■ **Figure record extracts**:
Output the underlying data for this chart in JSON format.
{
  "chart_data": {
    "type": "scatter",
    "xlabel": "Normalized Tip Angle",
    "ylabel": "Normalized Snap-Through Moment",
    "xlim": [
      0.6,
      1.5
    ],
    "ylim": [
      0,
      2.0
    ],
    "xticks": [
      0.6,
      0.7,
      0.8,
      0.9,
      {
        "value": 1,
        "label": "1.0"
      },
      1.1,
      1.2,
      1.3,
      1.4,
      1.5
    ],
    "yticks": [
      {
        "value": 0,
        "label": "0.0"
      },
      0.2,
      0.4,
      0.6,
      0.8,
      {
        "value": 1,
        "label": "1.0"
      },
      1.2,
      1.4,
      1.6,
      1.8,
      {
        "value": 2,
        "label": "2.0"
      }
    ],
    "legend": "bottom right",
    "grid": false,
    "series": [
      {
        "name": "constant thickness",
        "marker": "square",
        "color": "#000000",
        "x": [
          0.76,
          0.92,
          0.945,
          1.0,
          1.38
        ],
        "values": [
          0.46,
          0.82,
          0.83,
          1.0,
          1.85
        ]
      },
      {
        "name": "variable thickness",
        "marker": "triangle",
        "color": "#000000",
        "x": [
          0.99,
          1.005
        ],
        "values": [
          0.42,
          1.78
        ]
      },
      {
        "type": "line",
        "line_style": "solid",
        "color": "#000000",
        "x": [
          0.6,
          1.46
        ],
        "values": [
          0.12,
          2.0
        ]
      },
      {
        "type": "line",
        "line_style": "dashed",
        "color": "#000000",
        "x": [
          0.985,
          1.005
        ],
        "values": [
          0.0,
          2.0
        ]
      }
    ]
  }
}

■ **EXERCISE INSTRUCTIONS**: Give only the number of lines above that hold the string "name".

■ **FULL ANSWER**: 2